[Items from a figure collection]

========

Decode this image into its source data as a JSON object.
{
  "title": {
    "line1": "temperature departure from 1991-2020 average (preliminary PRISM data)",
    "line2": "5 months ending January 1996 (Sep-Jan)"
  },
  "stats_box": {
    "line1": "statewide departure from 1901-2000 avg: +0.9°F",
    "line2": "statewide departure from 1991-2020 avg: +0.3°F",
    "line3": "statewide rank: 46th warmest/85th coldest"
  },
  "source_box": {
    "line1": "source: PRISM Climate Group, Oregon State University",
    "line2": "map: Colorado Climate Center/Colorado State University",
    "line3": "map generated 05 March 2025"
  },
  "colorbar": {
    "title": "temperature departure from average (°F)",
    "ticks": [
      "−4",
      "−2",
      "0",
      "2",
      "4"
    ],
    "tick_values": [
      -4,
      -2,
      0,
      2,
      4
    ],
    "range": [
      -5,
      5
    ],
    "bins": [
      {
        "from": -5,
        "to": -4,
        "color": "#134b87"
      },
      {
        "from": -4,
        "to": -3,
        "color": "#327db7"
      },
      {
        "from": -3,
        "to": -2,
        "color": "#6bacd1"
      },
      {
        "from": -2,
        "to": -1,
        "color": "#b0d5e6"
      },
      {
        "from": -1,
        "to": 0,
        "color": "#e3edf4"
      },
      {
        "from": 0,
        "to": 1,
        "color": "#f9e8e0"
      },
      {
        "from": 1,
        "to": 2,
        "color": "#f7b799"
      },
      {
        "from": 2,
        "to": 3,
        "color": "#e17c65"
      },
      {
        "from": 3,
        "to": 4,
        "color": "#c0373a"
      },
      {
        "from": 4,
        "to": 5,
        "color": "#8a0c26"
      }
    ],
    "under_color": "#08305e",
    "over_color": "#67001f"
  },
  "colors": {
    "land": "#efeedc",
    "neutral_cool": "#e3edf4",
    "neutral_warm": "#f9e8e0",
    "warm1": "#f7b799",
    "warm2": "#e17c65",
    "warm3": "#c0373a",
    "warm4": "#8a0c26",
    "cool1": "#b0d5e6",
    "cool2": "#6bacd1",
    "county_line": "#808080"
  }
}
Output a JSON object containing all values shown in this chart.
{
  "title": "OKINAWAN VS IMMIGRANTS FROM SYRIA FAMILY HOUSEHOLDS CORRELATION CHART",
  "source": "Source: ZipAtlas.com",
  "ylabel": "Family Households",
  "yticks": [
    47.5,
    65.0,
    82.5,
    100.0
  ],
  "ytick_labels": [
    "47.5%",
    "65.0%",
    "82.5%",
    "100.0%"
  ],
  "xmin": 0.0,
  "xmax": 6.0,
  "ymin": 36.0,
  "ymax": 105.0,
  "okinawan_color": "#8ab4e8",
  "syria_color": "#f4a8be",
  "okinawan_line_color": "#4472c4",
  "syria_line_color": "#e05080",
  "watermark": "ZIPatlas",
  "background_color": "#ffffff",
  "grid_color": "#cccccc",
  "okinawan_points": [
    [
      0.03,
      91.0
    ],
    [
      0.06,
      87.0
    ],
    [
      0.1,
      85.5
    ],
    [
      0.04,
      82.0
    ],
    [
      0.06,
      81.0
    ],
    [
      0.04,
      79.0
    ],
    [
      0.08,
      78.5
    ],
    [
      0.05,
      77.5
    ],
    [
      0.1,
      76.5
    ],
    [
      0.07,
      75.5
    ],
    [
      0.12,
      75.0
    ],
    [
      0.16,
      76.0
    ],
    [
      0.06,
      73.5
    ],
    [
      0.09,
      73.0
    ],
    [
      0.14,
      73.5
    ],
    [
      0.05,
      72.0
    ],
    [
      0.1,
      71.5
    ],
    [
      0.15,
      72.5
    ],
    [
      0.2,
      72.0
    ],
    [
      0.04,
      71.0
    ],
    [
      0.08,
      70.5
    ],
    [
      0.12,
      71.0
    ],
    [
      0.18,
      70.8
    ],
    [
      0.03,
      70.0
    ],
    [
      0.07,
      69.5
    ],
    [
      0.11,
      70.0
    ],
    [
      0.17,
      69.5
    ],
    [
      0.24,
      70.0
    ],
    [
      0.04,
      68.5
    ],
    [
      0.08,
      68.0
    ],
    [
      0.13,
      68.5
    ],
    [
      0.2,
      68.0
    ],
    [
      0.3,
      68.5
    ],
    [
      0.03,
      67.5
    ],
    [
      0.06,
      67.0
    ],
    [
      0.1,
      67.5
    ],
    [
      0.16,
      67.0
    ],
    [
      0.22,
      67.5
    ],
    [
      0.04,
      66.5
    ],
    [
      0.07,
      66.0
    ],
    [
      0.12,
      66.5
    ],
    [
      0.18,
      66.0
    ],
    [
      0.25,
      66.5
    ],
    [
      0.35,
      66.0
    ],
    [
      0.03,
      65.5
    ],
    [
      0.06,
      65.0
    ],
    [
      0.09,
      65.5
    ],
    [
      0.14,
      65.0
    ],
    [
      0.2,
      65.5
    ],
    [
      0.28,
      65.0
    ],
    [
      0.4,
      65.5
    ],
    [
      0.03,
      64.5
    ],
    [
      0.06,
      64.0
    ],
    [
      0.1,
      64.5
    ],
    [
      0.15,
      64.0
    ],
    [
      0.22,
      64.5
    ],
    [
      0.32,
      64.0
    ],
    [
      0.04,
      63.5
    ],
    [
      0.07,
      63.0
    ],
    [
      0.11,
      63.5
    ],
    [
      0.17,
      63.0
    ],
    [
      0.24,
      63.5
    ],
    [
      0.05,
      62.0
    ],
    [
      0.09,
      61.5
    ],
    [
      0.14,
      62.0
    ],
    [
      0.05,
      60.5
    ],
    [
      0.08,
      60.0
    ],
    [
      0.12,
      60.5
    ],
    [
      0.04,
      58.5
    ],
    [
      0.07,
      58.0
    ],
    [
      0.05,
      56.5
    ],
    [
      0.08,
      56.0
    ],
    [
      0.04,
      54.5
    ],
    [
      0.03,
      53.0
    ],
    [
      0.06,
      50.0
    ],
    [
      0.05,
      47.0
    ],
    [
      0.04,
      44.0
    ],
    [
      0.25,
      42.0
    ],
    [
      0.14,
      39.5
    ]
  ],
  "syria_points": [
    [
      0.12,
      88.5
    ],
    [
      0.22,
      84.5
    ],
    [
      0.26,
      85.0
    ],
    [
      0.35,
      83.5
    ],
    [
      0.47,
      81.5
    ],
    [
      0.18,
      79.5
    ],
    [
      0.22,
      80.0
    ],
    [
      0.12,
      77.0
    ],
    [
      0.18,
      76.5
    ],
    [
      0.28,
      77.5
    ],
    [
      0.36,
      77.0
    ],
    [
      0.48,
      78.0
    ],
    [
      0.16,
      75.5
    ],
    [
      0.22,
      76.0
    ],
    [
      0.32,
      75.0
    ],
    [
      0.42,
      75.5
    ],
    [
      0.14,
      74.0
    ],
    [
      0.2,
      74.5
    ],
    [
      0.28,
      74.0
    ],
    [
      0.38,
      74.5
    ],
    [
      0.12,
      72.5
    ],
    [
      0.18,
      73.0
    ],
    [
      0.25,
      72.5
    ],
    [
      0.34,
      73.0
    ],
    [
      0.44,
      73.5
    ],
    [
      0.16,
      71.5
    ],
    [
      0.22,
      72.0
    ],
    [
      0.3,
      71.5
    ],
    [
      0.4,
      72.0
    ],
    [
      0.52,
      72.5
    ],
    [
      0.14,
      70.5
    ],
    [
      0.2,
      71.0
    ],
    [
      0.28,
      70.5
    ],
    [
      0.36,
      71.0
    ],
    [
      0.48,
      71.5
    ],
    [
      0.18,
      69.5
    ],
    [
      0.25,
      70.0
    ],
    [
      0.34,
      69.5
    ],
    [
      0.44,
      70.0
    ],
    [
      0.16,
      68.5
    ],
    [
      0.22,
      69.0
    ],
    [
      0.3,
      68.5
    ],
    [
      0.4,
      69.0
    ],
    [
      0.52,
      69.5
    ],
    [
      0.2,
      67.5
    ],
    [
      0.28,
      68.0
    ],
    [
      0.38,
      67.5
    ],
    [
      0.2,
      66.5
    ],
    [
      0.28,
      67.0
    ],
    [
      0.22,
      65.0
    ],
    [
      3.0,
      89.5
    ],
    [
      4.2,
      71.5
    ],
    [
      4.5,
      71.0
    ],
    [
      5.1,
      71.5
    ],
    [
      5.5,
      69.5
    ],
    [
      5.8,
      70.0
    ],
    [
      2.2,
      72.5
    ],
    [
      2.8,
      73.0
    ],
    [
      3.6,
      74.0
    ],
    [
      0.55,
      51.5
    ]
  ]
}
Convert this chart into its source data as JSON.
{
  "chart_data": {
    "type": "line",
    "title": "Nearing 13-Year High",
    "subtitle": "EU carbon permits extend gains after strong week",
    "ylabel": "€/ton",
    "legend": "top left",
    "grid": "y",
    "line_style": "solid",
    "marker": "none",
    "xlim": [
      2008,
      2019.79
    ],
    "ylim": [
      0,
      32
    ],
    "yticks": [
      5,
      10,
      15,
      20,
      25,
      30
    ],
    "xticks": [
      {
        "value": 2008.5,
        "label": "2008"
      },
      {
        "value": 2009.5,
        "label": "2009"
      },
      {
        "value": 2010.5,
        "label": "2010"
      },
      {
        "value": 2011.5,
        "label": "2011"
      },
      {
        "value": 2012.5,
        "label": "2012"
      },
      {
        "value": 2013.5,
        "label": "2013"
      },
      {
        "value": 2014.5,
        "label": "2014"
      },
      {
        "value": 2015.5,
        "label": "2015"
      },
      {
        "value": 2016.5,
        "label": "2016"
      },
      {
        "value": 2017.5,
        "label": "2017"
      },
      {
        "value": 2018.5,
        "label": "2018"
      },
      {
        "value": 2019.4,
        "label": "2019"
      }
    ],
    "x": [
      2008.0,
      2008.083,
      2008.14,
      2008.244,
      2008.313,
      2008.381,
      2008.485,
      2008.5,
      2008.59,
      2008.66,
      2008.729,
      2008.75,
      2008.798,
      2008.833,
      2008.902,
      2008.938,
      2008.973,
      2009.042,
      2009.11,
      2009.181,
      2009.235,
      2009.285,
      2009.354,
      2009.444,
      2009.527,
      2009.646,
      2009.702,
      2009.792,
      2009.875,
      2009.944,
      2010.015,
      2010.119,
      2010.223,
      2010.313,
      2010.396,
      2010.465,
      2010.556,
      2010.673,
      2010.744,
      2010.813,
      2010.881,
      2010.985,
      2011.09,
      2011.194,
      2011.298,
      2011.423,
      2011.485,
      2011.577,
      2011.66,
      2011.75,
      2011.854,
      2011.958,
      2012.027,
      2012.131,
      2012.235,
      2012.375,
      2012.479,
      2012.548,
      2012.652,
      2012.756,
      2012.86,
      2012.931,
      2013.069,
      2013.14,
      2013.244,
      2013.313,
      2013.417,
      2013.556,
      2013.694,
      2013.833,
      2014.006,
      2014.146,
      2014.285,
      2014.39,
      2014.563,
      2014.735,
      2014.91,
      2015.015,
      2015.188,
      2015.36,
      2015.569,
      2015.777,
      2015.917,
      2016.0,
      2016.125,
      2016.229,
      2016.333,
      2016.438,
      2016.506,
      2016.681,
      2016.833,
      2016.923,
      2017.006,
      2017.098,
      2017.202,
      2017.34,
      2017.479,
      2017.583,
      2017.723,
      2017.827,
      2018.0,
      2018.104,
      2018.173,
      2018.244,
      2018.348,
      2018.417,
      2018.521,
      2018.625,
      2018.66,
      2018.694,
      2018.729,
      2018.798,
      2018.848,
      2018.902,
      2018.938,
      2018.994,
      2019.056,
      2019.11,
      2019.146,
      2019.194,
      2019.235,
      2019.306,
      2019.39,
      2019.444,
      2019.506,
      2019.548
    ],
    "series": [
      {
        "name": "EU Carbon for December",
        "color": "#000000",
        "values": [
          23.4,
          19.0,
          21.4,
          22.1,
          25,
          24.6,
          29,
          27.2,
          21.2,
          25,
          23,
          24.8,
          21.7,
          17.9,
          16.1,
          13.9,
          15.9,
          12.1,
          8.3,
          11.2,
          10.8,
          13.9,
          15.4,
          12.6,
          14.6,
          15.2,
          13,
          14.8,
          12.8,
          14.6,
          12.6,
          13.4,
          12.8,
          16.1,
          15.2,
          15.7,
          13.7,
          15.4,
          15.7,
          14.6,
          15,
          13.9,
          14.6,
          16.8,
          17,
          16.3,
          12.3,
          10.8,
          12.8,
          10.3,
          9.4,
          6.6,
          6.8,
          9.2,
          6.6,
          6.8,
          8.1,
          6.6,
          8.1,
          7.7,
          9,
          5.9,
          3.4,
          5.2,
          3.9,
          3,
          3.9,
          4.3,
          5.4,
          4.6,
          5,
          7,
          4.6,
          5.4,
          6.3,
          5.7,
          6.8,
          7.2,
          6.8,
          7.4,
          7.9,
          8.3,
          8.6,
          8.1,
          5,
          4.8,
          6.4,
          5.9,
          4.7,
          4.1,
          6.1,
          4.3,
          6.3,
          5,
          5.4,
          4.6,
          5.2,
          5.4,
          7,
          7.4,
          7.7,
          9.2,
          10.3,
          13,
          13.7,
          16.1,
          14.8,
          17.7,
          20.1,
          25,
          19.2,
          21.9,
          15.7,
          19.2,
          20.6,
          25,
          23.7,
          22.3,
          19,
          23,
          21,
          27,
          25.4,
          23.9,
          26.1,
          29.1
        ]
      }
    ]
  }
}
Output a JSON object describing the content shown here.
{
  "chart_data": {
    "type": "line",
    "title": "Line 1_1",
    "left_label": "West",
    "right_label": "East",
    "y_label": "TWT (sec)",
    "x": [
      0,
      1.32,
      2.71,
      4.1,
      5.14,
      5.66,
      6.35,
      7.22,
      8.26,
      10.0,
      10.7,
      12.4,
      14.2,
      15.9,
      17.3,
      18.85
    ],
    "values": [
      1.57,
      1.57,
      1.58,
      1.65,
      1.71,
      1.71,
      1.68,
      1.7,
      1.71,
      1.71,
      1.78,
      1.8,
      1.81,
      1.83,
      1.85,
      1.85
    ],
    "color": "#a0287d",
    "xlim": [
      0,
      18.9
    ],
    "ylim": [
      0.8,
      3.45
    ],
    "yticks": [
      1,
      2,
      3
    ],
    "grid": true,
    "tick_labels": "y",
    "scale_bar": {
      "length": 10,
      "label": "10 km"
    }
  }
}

========

For the string "temperature", count the lines of the entries above that include it; answer with the number only.

**Expected output:** 2